[Dataset excerpts]:
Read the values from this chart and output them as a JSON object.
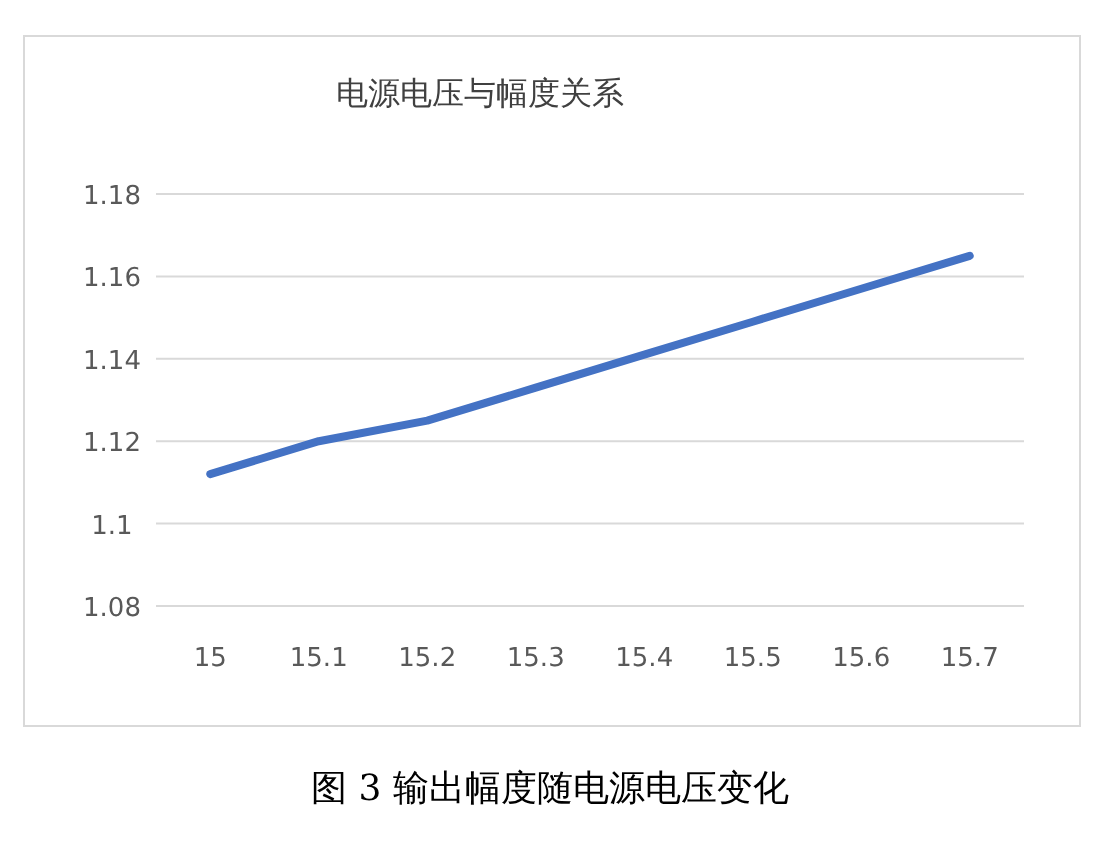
{
  "chart_data": {
    "type": "line",
    "title": "电源电压与幅度关系",
    "categories": [
      "15",
      "15.1",
      "15.2",
      "15.3",
      "15.4",
      "15.5",
      "15.6",
      "15.7"
    ],
    "series": [
      {
        "color": "#4472c4",
        "values": [
          1.112,
          1.12,
          1.125,
          1.133,
          1.141,
          1.149,
          1.157,
          1.165
        ]
      }
    ],
    "ylim": [
      1.08,
      1.18
    ],
    "yticks": [
      1.08,
      1.1,
      1.12,
      1.14,
      1.16,
      1.18
    ],
    "grid": "y",
    "marker": "none",
    "line_style": "solid",
    "annotations": [
      "图 3  输出幅度随电源电压变化"
    ]
  }
}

[Aim]:
Without including any pictures, output all the entries above exactly.

[Exercise result]:
Read the values from this chart and output them as a JSON object.
{
  "chart_data": {
    "type": "line",
    "title": "电源电压与幅度关系",
    "categories": [
      "15",
      "15.1",
      "15.2",
      "15.3",
      "15.4",
      "15.5",
      "15.6",
      "15.7"
    ],
    "series": [
      {
        "color": "#4472c4",
        "values": [
          1.112,
          1.12,
          1.125,
          1.133,
          1.141,
          1.149,
          1.157,
          1.165
        ]
      }
    ],
    "ylim": [
      1.08,
      1.18
    ],
    "yticks": [
      1.08,
      1.1,
      1.12,
      1.14,
      1.16,
      1.18
    ],
    "grid": "y",
    "marker": "none",
    "line_style": "solid",
    "annotations": [
      "图 3  输出幅度随电源电压变化"
    ]
  }
}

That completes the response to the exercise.